## To do:
The entries must be retyped exactly, down to the last line.

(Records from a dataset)
*****

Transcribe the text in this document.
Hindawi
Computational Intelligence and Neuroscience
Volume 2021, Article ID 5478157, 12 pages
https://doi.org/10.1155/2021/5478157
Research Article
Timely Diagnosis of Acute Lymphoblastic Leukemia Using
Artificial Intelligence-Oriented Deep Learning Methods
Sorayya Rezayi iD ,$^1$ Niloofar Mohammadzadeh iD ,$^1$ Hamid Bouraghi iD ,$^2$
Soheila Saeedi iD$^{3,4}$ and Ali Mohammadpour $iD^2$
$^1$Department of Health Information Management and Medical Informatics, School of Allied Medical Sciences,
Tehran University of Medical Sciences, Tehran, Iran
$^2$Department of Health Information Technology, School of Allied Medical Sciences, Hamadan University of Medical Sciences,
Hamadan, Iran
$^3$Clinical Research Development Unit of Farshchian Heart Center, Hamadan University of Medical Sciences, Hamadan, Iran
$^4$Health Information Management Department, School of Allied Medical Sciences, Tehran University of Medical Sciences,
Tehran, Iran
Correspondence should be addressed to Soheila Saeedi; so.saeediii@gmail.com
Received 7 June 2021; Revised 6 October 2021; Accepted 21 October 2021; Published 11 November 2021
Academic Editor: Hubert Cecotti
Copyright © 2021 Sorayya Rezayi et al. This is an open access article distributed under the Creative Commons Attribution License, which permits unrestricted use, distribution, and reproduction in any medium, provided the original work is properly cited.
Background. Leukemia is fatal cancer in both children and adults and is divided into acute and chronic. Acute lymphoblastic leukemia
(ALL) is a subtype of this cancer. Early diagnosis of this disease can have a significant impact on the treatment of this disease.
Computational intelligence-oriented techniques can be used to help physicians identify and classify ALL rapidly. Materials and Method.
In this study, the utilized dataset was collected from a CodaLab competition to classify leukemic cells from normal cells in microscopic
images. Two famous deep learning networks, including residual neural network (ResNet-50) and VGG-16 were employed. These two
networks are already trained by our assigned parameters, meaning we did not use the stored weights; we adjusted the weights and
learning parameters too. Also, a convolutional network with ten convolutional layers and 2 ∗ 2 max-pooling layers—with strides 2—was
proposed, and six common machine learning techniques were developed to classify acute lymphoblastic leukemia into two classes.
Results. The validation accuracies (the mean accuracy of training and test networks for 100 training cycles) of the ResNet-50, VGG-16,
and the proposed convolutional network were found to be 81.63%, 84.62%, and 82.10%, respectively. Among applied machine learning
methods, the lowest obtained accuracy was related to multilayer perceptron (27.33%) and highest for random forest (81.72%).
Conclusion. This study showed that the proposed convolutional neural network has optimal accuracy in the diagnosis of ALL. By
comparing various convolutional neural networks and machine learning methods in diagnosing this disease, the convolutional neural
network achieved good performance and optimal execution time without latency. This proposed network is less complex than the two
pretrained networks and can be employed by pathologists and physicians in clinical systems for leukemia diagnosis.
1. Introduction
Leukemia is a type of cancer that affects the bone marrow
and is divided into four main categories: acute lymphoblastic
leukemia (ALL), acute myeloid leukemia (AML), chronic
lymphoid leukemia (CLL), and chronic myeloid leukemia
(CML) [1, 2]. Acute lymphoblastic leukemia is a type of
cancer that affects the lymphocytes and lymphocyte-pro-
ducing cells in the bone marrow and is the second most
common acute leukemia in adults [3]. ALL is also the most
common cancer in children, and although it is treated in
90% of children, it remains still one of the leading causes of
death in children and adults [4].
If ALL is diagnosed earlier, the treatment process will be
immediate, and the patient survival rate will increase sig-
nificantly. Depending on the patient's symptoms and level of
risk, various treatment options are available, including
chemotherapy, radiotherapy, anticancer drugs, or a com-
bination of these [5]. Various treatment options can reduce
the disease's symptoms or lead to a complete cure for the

*****

## Output below:
Transcribe the text in this document.
Hindawi
Computational Intelligence and Neuroscience
Volume 2021, Article ID 5478157, 12 pages
https://doi.org/10.1155/2021/5478157
Research Article
Timely Diagnosis of Acute Lymphoblastic Leukemia Using
Artificial Intelligence-Oriented Deep Learning Methods
Sorayya Rezayi iD ,$^1$ Niloofar Mohammadzadeh iD ,$^1$ Hamid Bouraghi iD ,$^2$
Soheila Saeedi iD$^{3,4}$ and Ali Mohammadpour $iD^2$
$^1$Department of Health Information Management and Medical Informatics, School of Allied Medical Sciences,
Tehran University of Medical Sciences, Tehran, Iran
$^2$Department of Health Information Technology, School of Allied Medical Sciences, Hamadan University of Medical Sciences,
Hamadan, Iran
$^3$Clinical Research Development Unit of Farshchian Heart Center, Hamadan University of Medical Sciences, Hamadan, Iran
$^4$Health Information Management Department, School of Allied Medical Sciences, Tehran University of Medical Sciences,
Tehran, Iran
Correspondence should be addressed to Soheila Saeedi; so.saeediii@gmail.com
Received 7 June 2021; Revised 6 October 2021; Accepted 21 October 2021; Published 11 November 2021
Academic Editor: Hubert Cecotti
Copyright © 2021 Sorayya Rezayi et al. This is an open access article distributed under the Creative Commons Attribution License, which permits unrestricted use, distribution, and reproduction in any medium, provided the original work is properly cited.
Background. Leukemia is fatal cancer in both children and adults and is divided into acute and chronic. Acute lymphoblastic leukemia
(ALL) is a subtype of this cancer. Early diagnosis of this disease can have a significant impact on the treatment of this disease.
Computational intelligence-oriented techniques can be used to help physicians identify and classify ALL rapidly. Materials and Method.
In this study, the utilized dataset was collected from a CodaLab competition to classify leukemic cells from normal cells in microscopic
images. Two famous deep learning networks, including residual neural network (ResNet-50) and VGG-16 were employed. These two
networks are already trained by our assigned parameters, meaning we did not use the stored weights; we adjusted the weights and
learning parameters too. Also, a convolutional network with ten convolutional layers and 2 ∗ 2 max-pooling layers—with strides 2—was
proposed, and six common machine learning techniques were developed to classify acute lymphoblastic leukemia into two classes.
Results. The validation accuracies (the mean accuracy of training and test networks for 100 training cycles) of the ResNet-50, VGG-16,
and the proposed convolutional network were found to be 81.63%, 84.62%, and 82.10%, respectively. Among applied machine learning
methods, the lowest obtained accuracy was related to multilayer perceptron (27.33%) and highest for random forest (81.72%).
Conclusion. This study showed that the proposed convolutional neural network has optimal accuracy in the diagnosis of ALL. By
comparing various convolutional neural networks and machine learning methods in diagnosing this disease, the convolutional neural
network achieved good performance and optimal execution time without latency. This proposed network is less complex than the two
pretrained networks and can be employed by pathologists and physicians in clinical systems for leukemia diagnosis.
1. Introduction
Leukemia is a type of cancer that affects the bone marrow
and is divided into four main categories: acute lymphoblastic
leukemia (ALL), acute myeloid leukemia (AML), chronic
lymphoid leukemia (CLL), and chronic myeloid leukemia
(CML) [1, 2]. Acute lymphoblastic leukemia is a type of
cancer that affects the lymphocytes and lymphocyte-pro-
ducing cells in the bone marrow and is the second most
common acute leukemia in adults [3]. ALL is also the most
common cancer in children, and although it is treated in
90% of children, it remains still one of the leading causes of
death in children and adults [4].
If ALL is diagnosed earlier, the treatment process will be
immediate, and the patient survival rate will increase sig-
nificantly. Depending on the patient's symptoms and level of
risk, various treatment options are available, including
chemotherapy, radiotherapy, anticancer drugs, or a com-
bination of these [5]. Various treatment options can reduce
the disease's symptoms or lead to a complete cure for the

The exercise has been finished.